Task
Go through the records and copy each line where the word "sistemlerinin" occurs.

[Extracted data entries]
'''
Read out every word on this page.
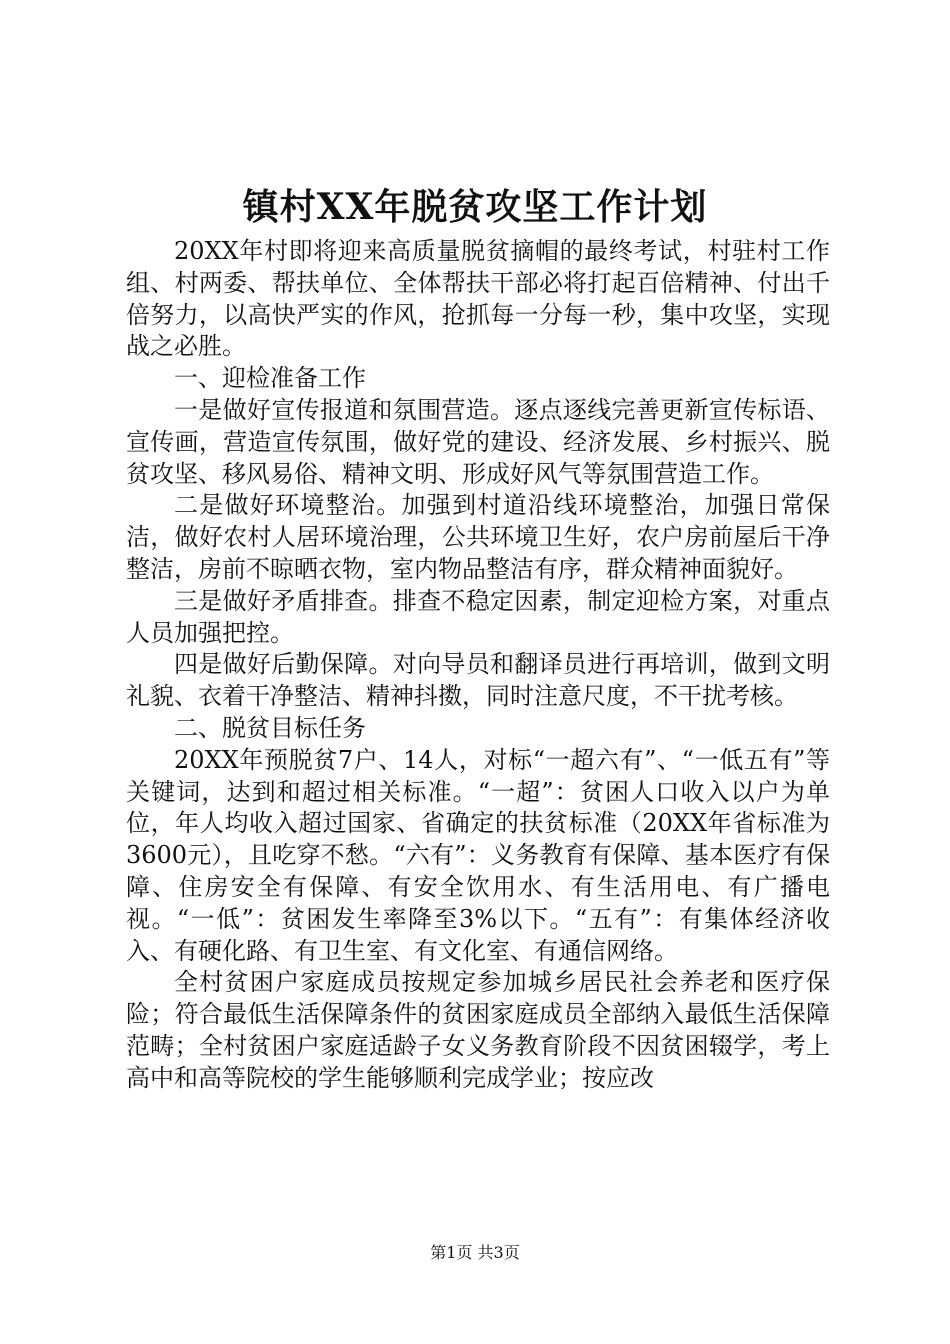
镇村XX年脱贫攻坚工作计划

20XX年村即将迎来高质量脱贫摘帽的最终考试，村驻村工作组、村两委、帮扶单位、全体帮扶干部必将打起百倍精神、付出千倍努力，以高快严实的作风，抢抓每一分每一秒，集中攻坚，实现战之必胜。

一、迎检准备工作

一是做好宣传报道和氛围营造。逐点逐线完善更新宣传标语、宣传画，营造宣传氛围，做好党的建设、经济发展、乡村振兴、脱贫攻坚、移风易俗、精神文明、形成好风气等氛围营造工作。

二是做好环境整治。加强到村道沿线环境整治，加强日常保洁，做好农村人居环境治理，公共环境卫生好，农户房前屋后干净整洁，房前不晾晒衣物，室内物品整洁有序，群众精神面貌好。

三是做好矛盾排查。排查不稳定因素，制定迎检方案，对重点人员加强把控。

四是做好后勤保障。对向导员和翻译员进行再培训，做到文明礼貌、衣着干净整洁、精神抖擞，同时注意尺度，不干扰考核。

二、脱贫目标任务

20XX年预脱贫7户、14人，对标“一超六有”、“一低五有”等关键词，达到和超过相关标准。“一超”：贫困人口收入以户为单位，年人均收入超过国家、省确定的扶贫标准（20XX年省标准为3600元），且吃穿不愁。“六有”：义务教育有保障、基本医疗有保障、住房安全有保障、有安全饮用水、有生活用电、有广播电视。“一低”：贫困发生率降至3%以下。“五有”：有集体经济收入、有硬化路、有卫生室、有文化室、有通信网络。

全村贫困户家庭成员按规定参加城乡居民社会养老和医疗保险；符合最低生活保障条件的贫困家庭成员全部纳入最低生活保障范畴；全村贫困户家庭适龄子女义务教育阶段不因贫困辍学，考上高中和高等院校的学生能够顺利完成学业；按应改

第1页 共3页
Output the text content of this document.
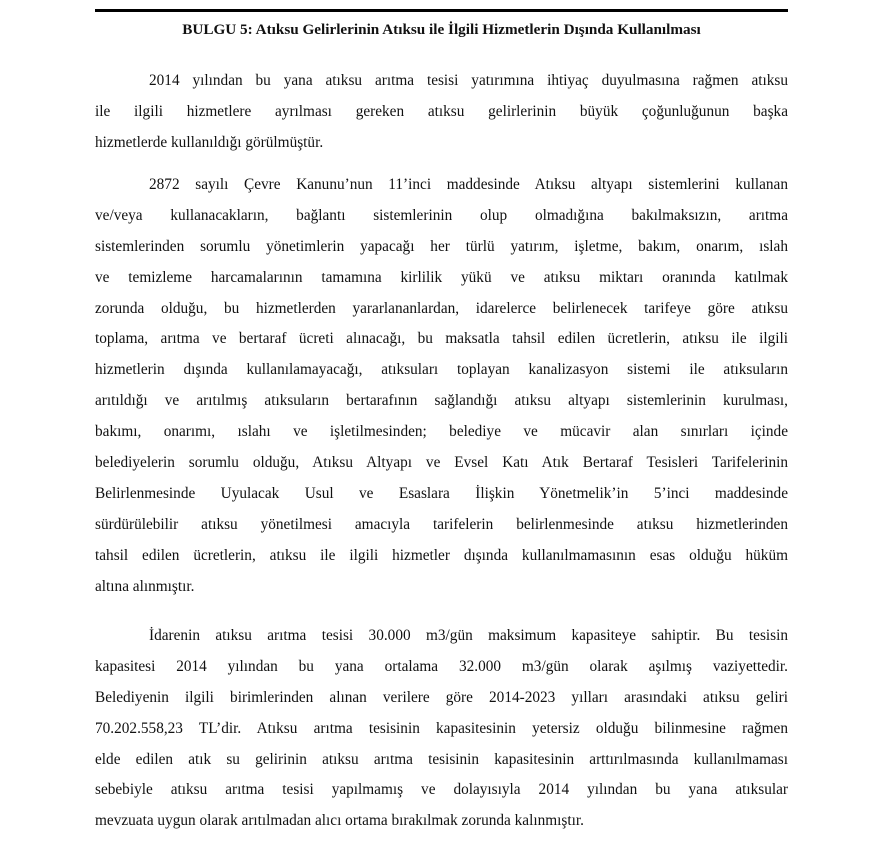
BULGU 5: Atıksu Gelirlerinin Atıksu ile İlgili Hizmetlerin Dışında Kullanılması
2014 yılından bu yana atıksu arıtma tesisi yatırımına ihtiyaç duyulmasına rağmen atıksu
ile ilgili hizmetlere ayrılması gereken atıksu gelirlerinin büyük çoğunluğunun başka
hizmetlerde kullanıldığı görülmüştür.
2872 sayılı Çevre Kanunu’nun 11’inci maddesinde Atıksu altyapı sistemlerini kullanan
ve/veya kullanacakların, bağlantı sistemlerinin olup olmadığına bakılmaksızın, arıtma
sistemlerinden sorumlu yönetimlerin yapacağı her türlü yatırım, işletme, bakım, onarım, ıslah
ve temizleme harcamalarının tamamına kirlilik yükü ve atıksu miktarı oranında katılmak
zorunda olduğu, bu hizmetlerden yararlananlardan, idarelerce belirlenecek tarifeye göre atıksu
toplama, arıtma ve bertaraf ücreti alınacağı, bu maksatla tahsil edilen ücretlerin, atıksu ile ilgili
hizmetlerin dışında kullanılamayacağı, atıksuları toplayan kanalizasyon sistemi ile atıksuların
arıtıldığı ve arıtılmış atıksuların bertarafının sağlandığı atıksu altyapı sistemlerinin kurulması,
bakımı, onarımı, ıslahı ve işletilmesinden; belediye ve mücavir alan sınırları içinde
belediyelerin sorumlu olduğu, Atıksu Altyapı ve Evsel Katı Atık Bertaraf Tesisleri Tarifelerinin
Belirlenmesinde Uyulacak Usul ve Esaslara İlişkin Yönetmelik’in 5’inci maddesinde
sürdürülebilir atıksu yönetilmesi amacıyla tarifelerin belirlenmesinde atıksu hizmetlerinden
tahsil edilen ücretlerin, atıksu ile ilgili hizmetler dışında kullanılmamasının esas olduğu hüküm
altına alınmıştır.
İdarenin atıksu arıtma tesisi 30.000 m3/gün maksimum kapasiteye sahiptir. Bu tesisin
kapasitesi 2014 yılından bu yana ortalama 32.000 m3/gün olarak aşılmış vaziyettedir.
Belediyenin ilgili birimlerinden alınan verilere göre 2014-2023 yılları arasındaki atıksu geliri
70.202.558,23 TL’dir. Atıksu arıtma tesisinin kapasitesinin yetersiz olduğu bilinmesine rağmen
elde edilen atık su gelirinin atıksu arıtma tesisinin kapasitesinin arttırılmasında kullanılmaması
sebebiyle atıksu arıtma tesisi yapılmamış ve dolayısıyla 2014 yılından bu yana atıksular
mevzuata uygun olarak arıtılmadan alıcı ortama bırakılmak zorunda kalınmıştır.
'''
Response to this task
ve/veya kullanacakların, bağlantı sistemlerinin olup olmadığına bakılmaksızın, arıtma
arıtıldığı ve arıtılmış atıksuların bertarafının sağlandığı atıksu altyapı sistemlerinin kurulması,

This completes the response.